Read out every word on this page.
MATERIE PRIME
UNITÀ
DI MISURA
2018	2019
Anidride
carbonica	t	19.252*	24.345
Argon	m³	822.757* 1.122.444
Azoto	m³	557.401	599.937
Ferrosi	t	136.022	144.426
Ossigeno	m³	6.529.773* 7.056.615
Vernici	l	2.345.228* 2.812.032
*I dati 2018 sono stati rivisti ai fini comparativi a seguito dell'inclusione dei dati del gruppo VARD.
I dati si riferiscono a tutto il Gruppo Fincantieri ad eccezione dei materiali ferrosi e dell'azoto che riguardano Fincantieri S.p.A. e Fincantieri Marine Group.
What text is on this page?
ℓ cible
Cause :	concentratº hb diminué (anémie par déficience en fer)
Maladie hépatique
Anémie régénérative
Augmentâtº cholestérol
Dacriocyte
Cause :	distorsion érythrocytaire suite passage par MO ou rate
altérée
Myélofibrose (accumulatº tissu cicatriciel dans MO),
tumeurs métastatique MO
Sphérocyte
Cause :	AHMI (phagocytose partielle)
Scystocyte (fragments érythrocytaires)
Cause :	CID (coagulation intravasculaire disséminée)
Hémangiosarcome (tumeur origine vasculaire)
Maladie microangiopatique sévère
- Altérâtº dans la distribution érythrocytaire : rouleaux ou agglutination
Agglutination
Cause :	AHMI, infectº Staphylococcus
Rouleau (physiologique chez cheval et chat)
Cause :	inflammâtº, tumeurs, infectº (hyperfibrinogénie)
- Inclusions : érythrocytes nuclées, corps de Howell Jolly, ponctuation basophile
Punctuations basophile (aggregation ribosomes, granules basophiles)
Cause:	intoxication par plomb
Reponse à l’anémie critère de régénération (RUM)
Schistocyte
====================
What this task involves:
Reproduce every line of the material above exactly.

Task solution:
Read out every word on this page.
MATERIE PRIME
UNITÀ
DI MISURA
2018	2019
Anidride
carbonica	t	19.252*	24.345
Argon	m³	822.757* 1.122.444
Azoto	m³	557.401	599.937
Ferrosi	t	136.022	144.426
Ossigeno	m³	6.529.773* 7.056.615
Vernici	l	2.345.228* 2.812.032
*I dati 2018 sono stati rivisti ai fini comparativi a seguito dell'inclusione dei dati del gruppo VARD.
I dati si riferiscono a tutto il Gruppo Fincantieri ad eccezione dei materiali ferrosi e dell'azoto che riguardano Fincantieri S.p.A. e Fincantieri Marine Group.
What text is on this page?
ℓ cible
Cause :	concentratº hb diminué (anémie par déficience en fer)
Maladie hépatique
Anémie régénérative
Augmentâtº cholestérol
Dacriocyte
Cause :	distorsion érythrocytaire suite passage par MO ou rate
altérée
Myélofibrose (accumulatº tissu cicatriciel dans MO),
tumeurs métastatique MO
Sphérocyte
Cause :	AHMI (phagocytose partielle)
Scystocyte (fragments érythrocytaires)
Cause :	CID (coagulation intravasculaire disséminée)
Hémangiosarcome (tumeur origine vasculaire)
Maladie microangiopatique sévère
- Altérâtº dans la distribution érythrocytaire : rouleaux ou agglutination
Agglutination
Cause :	AHMI, infectº Staphylococcus
Rouleau (physiologique chez cheval et chat)
Cause :	inflammâtº, tumeurs, infectº (hyperfibrinogénie)
- Inclusions : érythrocytes nuclées, corps de Howell Jolly, ponctuation basophile
Punctuations basophile (aggregation ribosomes, granules basophiles)
Cause:	intoxication par plomb
Reponse à l’anémie critère de régénération (RUM)
Schistocyte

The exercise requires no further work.